• _MATERIAL PROVIDED_

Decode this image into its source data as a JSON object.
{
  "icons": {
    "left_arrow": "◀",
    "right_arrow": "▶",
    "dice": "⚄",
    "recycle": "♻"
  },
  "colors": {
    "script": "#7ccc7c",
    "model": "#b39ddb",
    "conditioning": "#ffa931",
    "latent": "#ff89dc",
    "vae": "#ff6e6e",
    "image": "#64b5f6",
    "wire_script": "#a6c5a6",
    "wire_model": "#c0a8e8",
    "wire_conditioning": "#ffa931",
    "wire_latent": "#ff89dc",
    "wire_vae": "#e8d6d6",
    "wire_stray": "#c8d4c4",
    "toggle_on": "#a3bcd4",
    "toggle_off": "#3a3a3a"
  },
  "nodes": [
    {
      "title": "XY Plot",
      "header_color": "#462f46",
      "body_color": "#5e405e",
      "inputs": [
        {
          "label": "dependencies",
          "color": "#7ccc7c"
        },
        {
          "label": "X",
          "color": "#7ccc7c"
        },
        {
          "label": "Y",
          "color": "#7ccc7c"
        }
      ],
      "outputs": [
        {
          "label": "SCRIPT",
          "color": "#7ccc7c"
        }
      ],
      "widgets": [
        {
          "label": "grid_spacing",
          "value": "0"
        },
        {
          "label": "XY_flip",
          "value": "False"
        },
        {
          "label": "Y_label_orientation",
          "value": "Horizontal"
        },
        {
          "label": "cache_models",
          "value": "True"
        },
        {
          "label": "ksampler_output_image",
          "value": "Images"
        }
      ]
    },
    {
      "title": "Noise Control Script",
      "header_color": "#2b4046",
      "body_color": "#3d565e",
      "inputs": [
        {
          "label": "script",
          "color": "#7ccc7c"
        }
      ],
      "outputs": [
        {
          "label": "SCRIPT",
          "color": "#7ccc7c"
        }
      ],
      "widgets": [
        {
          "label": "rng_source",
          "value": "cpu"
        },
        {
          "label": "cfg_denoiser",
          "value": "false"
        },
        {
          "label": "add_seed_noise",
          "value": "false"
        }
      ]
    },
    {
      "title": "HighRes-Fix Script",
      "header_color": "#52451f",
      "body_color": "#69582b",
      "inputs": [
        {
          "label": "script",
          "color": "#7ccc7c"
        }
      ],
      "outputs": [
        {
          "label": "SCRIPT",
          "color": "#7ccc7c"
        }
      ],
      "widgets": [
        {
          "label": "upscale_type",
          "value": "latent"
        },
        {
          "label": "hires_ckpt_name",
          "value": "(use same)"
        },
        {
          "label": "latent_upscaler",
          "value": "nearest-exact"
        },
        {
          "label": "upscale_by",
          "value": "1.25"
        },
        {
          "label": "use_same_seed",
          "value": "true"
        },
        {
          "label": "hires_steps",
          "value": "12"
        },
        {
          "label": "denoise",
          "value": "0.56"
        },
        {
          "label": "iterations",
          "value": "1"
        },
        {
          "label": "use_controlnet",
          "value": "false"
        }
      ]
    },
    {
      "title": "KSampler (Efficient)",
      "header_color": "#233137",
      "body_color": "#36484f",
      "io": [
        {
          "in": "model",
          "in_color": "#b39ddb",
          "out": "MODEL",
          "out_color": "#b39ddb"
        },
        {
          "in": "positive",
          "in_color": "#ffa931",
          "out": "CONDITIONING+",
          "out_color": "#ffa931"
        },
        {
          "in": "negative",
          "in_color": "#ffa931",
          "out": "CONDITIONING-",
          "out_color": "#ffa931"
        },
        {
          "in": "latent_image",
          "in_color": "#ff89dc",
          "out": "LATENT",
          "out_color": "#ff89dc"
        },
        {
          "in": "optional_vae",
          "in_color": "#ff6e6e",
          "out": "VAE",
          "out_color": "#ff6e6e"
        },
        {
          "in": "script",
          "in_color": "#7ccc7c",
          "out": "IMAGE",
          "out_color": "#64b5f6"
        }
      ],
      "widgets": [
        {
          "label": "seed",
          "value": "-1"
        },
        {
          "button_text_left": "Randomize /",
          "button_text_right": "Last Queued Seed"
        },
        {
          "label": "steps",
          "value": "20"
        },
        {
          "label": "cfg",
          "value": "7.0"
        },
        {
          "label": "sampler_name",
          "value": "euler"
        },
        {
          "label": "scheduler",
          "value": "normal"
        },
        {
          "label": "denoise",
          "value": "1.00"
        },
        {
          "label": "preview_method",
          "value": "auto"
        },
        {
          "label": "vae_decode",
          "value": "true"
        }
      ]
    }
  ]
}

• _WORK INSTRUCTIONS_
Return all of the entries word for word.

• _SOLVED PROBLEM_
Decode this image into its source data as a JSON object.
{
  "icons": {
    "left_arrow": "◀",
    "right_arrow": "▶",
    "dice": "⚄",
    "recycle": "♻"
  },
  "colors": {
    "script": "#7ccc7c",
    "model": "#b39ddb",
    "conditioning": "#ffa931",
    "latent": "#ff89dc",
    "vae": "#ff6e6e",
    "image": "#64b5f6",
    "wire_script": "#a6c5a6",
    "wire_model": "#c0a8e8",
    "wire_conditioning": "#ffa931",
    "wire_latent": "#ff89dc",
    "wire_vae": "#e8d6d6",
    "wire_stray": "#c8d4c4",
    "toggle_on": "#a3bcd4",
    "toggle_off": "#3a3a3a"
  },
  "nodes": [
    {
      "title": "XY Plot",
      "header_color": "#462f46",
      "body_color": "#5e405e",
      "inputs": [
        {
          "label": "dependencies",
          "color": "#7ccc7c"
        },
        {
          "label": "X",
          "color": "#7ccc7c"
        },
        {
          "label": "Y",
          "color": "#7ccc7c"
        }
      ],
      "outputs": [
        {
          "label": "SCRIPT",
          "color": "#7ccc7c"
        }
      ],
      "widgets": [
        {
          "label": "grid_spacing",
          "value": "0"
        },
        {
          "label": "XY_flip",
          "value": "False"
        },
        {
          "label": "Y_label_orientation",
          "value": "Horizontal"
        },
        {
          "label": "cache_models",
          "value": "True"
        },
        {
          "label": "ksampler_output_image",
          "value": "Images"
        }
      ]
    },
    {
      "title": "Noise Control Script",
      "header_color": "#2b4046",
      "body_color": "#3d565e",
      "inputs": [
        {
          "label": "script",
          "color": "#7ccc7c"
        }
      ],
      "outputs": [
        {
          "label": "SCRIPT",
          "color": "#7ccc7c"
        }
      ],
      "widgets": [
        {
          "label": "rng_source",
          "value": "cpu"
        },
        {
          "label": "cfg_denoiser",
          "value": "false"
        },
        {
          "label": "add_seed_noise",
          "value": "false"
        }
      ]
    },
    {
      "title": "HighRes-Fix Script",
      "header_color": "#52451f",
      "body_color": "#69582b",
      "inputs": [
        {
          "label": "script",
          "color": "#7ccc7c"
        }
      ],
      "outputs": [
        {
          "label": "SCRIPT",
          "color": "#7ccc7c"
        }
      ],
      "widgets": [
        {
          "label": "upscale_type",
          "value": "latent"
        },
        {
          "label": "hires_ckpt_name",
          "value": "(use same)"
        },
        {
          "label": "latent_upscaler",
          "value": "nearest-exact"
        },
        {
          "label": "upscale_by",
          "value": "1.25"
        },
        {
          "label": "use_same_seed",
          "value": "true"
        },
        {
          "label": "hires_steps",
          "value": "12"
        },
        {
          "label": "denoise",
          "value": "0.56"
        },
        {
          "label": "iterations",
          "value": "1"
        },
        {
          "label": "use_controlnet",
          "value": "false"
        }
      ]
    },
    {
      "title": "KSampler (Efficient)",
      "header_color": "#233137",
      "body_color": "#36484f",
      "io": [
        {
          "in": "model",
          "in_color": "#b39ddb",
          "out": "MODEL",
          "out_color": "#b39ddb"
        },
        {
          "in": "positive",
          "in_color": "#ffa931",
          "out": "CONDITIONING+",
          "out_color": "#ffa931"
        },
        {
          "in": "negative",
          "in_color": "#ffa931",
          "out": "CONDITIONING-",
          "out_color": "#ffa931"
        },
        {
          "in": "latent_image",
          "in_color": "#ff89dc",
          "out": "LATENT",
          "out_color": "#ff89dc"
        },
        {
          "in": "optional_vae",
          "in_color": "#ff6e6e",
          "out": "VAE",
          "out_color": "#ff6e6e"
        },
        {
          "in": "script",
          "in_color": "#7ccc7c",
          "out": "IMAGE",
          "out_color": "#64b5f6"
        }
      ],
      "widgets": [
        {
          "label": "seed",
          "value": "-1"
        },
        {
          "button_text_left": "Randomize /",
          "button_text_right": "Last Queued Seed"
        },
        {
          "label": "steps",
          "value": "20"
        },
        {
          "label": "cfg",
          "value": "7.0"
        },
        {
          "label": "sampler_name",
          "value": "euler"
        },
        {
          "label": "scheduler",
          "value": "normal"
        },
        {
          "label": "denoise",
          "value": "1.00"
        },
        {
          "label": "preview_method",
          "value": "auto"
        },
        {
          "label": "vae_decode",
          "value": "true"
        }
      ]
    }
  ]
}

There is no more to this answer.